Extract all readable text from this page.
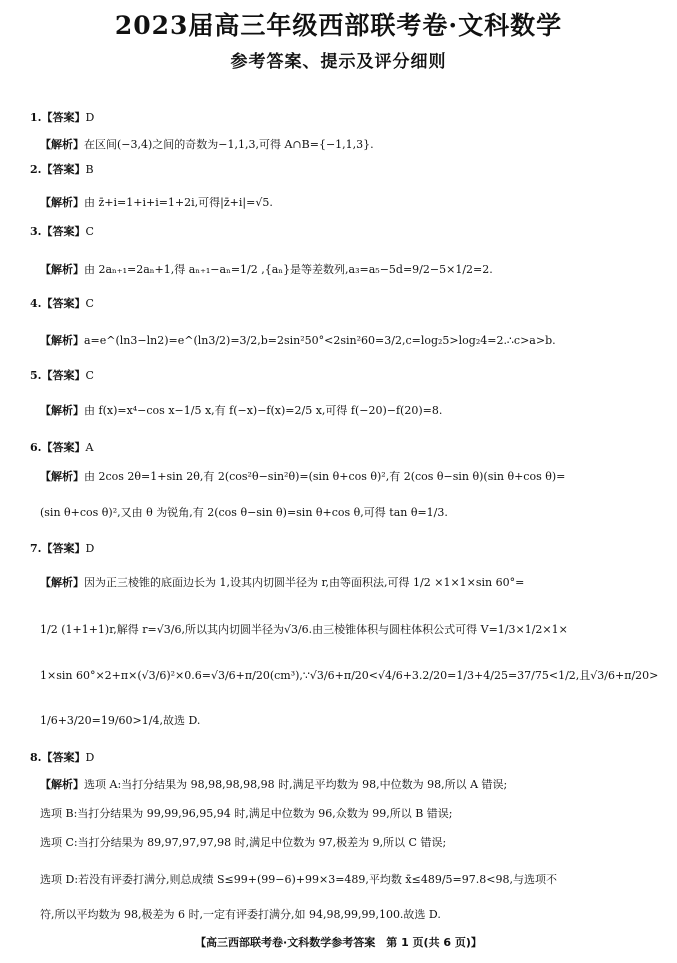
2023届高三年级西部联考卷·文科数学
参考答案、提示及评分细则
1.【答案】D
【解析】在区间(−3,4)之间的奇数为−1,1,3,可得 A∩B={−1,1,3}.
2.【答案】B
【解析】由 z̄+i=1+i+i=1+2i,可得|z̄+i|=√5.
3.【答案】C
【解析】由 2aₙ₊₁=2aₙ+1,得 aₙ₊₁−aₙ=1/2 ,{aₙ}是等差数列,a₃=a₅−5d=9/2−5×1/2=2.
4.【答案】C
【解析】a=e^(ln3−ln2)=e^(ln3/2)=3/2,b=2sin²50°<2sin²60=3/2,c=log₂5>log₂4=2.∴c>a>b.
5.【答案】C
【解析】由 f(x)=x⁴−cos x−1/5 x,有 f(−x)−f(x)=2/5 x,可得 f(−20)−f(20)=8.
6.【答案】A
【解析】由 2cos 2θ=1+sin 2θ,有 2(cos²θ−sin²θ)=(sin θ+cos θ)²,有 2(cos θ−sin θ)(sin θ+cos θ)=
(sin θ+cos θ)²,又由 θ 为锐角,有 2(cos θ−sin θ)=sin θ+cos θ,可得 tan θ=1/3.
7.【答案】D
【解析】因为正三棱锥的底面边长为 1,设其内切圆半径为 r,由等面积法,可得 1/2 ×1×1×sin 60°=
1/2 (1+1+1)r,解得 r=√3/6,所以其内切圆半径为√3/6.由三棱锥体积与圆柱体积公式可得 V=1/3×1/2×1×
1×sin 60°×2+π×(√3/6)²×0.6=√3/6+π/20(cm³),∵√3/6+π/20<√4/6+3.2/20=1/3+4/25=37/75<1/2,且√3/6+π/20>
1/6+3/20=19/60>1/4,故选 D.
8.【答案】D
【解析】选项 A:当打分结果为 98,98,98,98,98 时,满足平均数为 98,中位数为 98,所以 A 错误;
选项 B:当打分结果为 99,99,96,95,94 时,满足中位数为 96,众数为 99,所以 B 错误;
选项 C:当打分结果为 89,97,97,97,98 时,满足中位数为 97,极差为 9,所以 C 错误;
选项 D:若没有评委打满分,则总成绩 S≤99+(99−6)+99×3=489,平均数 x̄≤489/5=97.8<98,与选项不
符,所以平均数为 98,极差为 6 时,一定有评委打满分,如 94,98,99,99,100.故选 D.
【高三西部联考卷·文科数学参考答案　第 1 页(共 6 页)】
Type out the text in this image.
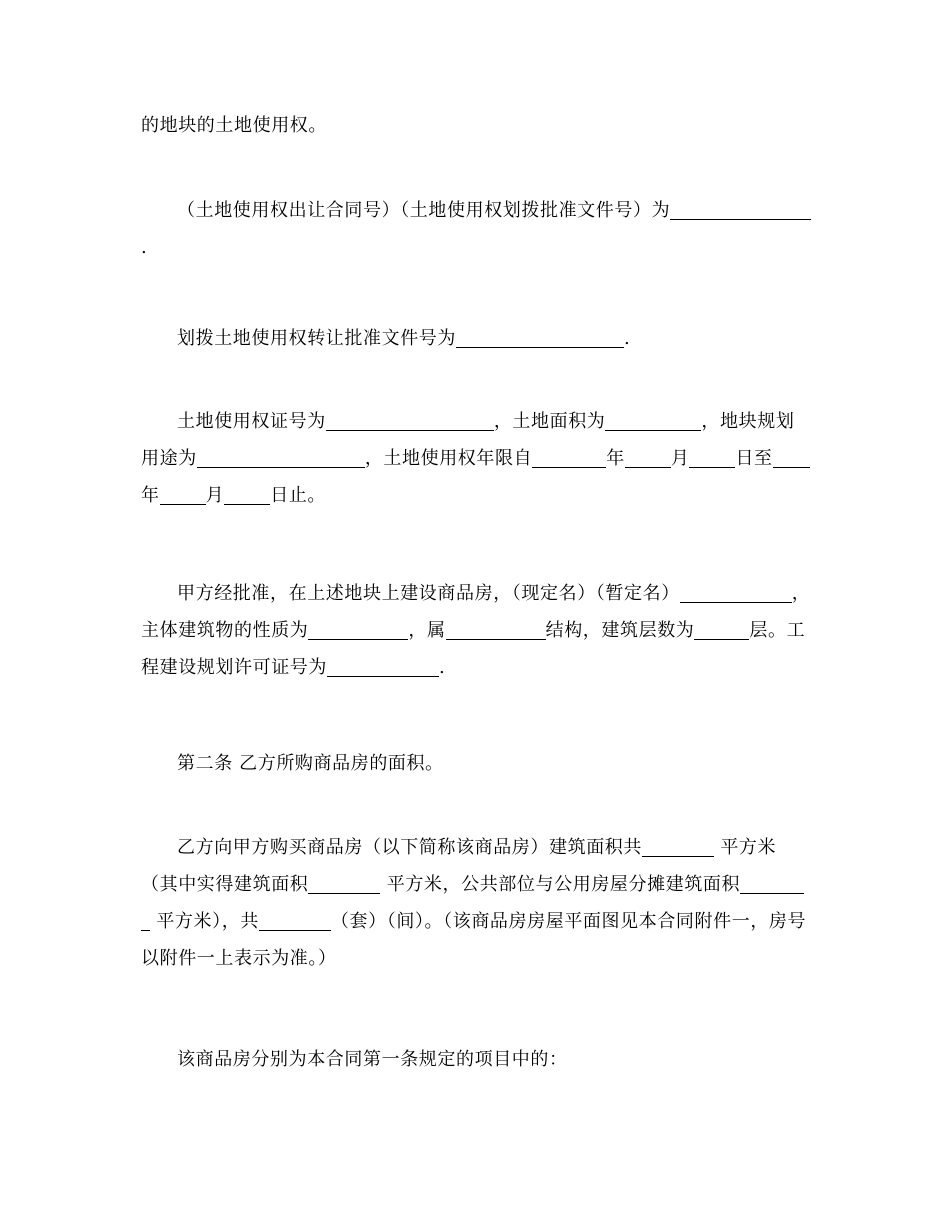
的地块的土地使用权。

（土地使用权出让合同号）（土地使用权划拨批准文件号）为.

划拨土地使用权转让批准文件号为	.

土地使用权证号为	，土地面积为	，地块规划用途为	，土地使用权年限自	年	月	日至年	月	日止。

甲方经批准，在上述地块上建设商品房，（现定名）（暂定名）	，主体建筑物的性质为	，属	结构，建筑层数为	层。工程建设规划许可证号为	.

第二条 乙方所购商品房的面积。

乙方向甲方购买商品房（以下简称该商品房）建筑面积共	平方米（其中实得建筑面积	平方米，公共部位与公用房屋分摊建筑面积 平方米），共	（套）（间）。（该商品房房屋平面图见本合同附件一，房号以附件一上表示为准。）

该商品房分别为本合同第一条规定的项目中的：
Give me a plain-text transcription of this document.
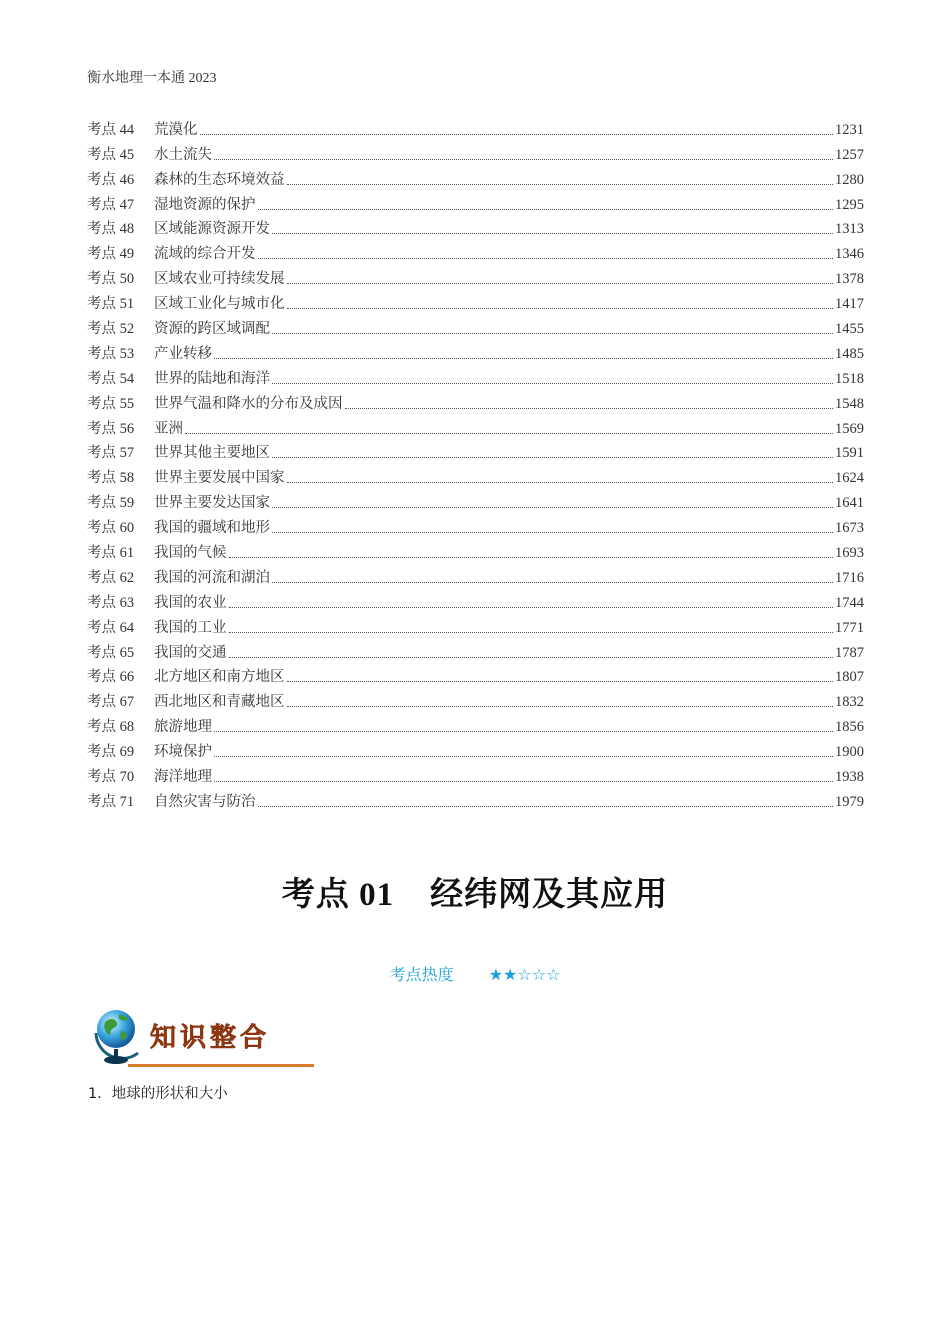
衡水地理一本通 2023
考点 44	荒漠化	1231
考点 45	水土流失	1257
考点 46	森林的生态环境效益	1280
考点 47	湿地资源的保护	1295
考点 48	区域能源资源开发	1313
考点 49	流域的综合开发	1346
考点 50	区域农业可持续发展	1378
考点 51	区域工业化与城市化	1417
考点 52	资源的跨区域调配	1455
考点 53	产业转移	1485
考点 54	世界的陆地和海洋	1518
考点 55	世界气温和降水的分布及成因	1548
考点 56	亚洲	1569
考点 57	世界其他主要地区	1591
考点 58	世界主要发展中国家	1624
考点 59	世界主要发达国家	1641
考点 60	我国的疆域和地形	1673
考点 61	我国的气候	1693
考点 62	我国的河流和湖泊	1716
考点 63	我国的农业	1744
考点 64	我国的工业	1771
考点 65	我国的交通	1787
考点 66	北方地区和南方地区	1807
考点 67	西北地区和青藏地区	1832
考点 68	旅游地理	1856
考点 69	环境保护	1900
考点 70	海洋地理	1938
考点 71	自然灾害与防治	1979
考点 01 经纬网及其应用
考点热度 ★★☆☆☆
知识整合
1．地球的形状和大小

------------------------------------------------

### Exercise prompt
Check each line of the records for "满足中位数为" and copy the ones that contain it.

### Response for this exercise
选项 B:当打分结果为 99,99,96,95,94 时,满足中位数为 96,众数为 99,所以 B 错误;
选项 C:当打分结果为 89,97,97,97,98 时,满足中位数为 97,极差为 9,所以 C 错误;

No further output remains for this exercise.